→ 原文:
-*-*-
20代前半に単身イギリスへ飛び立ってもう四半世紀以上です。

そこでロバートと出会い、結婚。

人生の半分をロンドンで暮らしています。

物書きのロバートが、しっかり稼げるようになり生活も安定したみたい。

よかったよかった。

ってゆーか、完全に負けてます。あたし。

 

先日、妹にかぐや姫の「妹」の歌詞と同じように俺も心配してたんだぞって言ったら、

ギロリとにらまれちゃいました。

でも、日本にいたらきっと妹は、今も独身だったとあたしは信じています。

外国人だから美的感覚が違ってるから、選んでもらえたに違いないと。

にらまれた上に、また口を利いてくれなくなると寂しいから、絶対に言えませんが…。

そんな妹も今年で五十路の仲間入り。

やっぱ老けたなぁなんて、しみじみ感じちゃいました。

 

さて、妹家族一行が帰国する前日の6月25日の土曜日、

あたしは仕事をサボり、おまけにレンタカーまで手配して、

一日中意思疎通ができない彼らと一緒に過ごすイバラの道を選択しました。

えへへ。えらいでしょ。

「苦渋の決断」って、こういうときに使うためにあるのね。

われながら大英断。自分で自分を褒めてあげました。

 

ホントはピーカンの空の下で、恵庭市にあるサッポロビール北海道工場を見学して、

評判のいい庭園も堪能して、

ついでに併設されているパークゴルフ場で久しぶりのパークゴルフを楽しみ、

しかもこれまた併設のレストランで、できたてのビールをがぶがぶ飲みながら、

ジンギスカンに舌鼓を打ち、お腹がパンクするまでたらふく食べるって

予定だったんです。

あたしはあんまりたくさん飲めないけど、

そこはカミさんがしっかりカバーしてくれるはず…。
-*-*-
データのまとまり
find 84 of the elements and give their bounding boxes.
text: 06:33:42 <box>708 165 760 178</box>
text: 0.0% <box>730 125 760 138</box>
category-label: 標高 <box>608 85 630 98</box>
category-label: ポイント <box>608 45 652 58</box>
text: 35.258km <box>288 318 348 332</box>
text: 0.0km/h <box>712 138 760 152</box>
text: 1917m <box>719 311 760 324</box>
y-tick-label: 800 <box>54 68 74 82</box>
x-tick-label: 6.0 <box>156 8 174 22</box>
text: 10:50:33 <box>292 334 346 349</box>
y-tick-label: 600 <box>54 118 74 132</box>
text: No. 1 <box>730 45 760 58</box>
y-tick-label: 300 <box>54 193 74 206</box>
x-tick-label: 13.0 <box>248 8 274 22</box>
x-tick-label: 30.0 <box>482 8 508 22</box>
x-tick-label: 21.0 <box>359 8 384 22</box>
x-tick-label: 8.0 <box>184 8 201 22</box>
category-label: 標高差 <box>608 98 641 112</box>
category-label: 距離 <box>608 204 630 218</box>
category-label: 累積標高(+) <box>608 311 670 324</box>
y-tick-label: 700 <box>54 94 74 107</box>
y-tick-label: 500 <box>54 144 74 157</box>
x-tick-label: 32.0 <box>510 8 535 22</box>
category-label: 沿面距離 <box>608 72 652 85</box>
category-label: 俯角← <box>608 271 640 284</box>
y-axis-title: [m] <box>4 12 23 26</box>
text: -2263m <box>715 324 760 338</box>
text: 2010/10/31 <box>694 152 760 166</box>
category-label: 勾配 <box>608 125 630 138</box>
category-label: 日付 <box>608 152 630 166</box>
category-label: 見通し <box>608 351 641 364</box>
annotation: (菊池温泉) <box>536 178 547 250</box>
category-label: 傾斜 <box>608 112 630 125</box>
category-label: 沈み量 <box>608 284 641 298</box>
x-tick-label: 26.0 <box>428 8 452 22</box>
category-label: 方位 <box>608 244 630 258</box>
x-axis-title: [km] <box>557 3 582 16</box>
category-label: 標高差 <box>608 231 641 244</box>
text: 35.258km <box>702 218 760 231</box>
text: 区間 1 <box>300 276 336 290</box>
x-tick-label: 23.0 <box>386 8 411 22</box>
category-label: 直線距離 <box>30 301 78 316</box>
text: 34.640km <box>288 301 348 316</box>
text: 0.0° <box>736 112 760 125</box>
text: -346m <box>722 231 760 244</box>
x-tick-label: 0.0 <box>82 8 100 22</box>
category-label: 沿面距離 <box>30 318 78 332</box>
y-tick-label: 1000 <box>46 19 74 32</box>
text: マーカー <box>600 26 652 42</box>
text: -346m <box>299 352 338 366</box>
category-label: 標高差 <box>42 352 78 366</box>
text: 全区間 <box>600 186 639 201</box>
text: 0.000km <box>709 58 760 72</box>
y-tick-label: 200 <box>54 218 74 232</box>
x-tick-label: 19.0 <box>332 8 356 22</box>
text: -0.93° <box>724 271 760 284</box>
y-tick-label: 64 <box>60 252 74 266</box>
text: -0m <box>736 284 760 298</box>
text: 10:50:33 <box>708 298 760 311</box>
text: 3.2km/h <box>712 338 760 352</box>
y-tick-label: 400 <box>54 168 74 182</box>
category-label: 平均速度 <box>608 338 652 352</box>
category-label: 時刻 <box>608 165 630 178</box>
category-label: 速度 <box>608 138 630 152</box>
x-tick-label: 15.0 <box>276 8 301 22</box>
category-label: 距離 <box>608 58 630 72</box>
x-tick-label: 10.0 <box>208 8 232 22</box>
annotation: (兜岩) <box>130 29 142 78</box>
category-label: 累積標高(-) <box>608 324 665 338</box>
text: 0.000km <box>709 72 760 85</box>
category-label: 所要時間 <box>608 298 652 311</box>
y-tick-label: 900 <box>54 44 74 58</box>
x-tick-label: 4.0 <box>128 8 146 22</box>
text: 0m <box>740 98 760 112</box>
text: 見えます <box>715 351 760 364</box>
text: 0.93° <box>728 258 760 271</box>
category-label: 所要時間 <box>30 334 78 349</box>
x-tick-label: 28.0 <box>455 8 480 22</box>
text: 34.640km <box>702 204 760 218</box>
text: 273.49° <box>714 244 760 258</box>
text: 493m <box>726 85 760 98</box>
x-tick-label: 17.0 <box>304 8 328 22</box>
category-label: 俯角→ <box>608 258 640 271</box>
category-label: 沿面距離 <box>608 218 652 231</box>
-*-*-
原文によると、サッポロビール北海道工場はどの市にありますか。

→ 解答:
恵庭市にあります。